**What needs to be done:**
Examine the entries and show every line in which the word "color" is found.

A block of data:
# # # #
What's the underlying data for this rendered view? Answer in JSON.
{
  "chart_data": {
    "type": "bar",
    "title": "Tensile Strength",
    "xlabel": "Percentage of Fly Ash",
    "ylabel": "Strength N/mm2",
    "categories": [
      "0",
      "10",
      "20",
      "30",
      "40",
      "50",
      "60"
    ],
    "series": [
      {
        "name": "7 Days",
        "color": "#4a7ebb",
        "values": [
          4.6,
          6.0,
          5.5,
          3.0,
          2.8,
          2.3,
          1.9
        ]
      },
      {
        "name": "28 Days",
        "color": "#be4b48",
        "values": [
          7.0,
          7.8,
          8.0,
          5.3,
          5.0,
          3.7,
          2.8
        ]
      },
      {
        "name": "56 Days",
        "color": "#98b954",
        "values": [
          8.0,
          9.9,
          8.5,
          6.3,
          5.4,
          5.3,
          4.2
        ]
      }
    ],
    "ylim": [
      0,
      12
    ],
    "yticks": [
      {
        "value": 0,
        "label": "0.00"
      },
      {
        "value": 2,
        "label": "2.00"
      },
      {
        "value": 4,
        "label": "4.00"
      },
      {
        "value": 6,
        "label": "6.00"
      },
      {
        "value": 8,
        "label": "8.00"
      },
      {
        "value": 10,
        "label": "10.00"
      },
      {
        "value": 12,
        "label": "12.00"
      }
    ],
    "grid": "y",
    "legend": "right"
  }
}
# # # #
**Result:**
        "color": "#4a7ebb",
        "color": "#be4b48",
        "color": "#98b954",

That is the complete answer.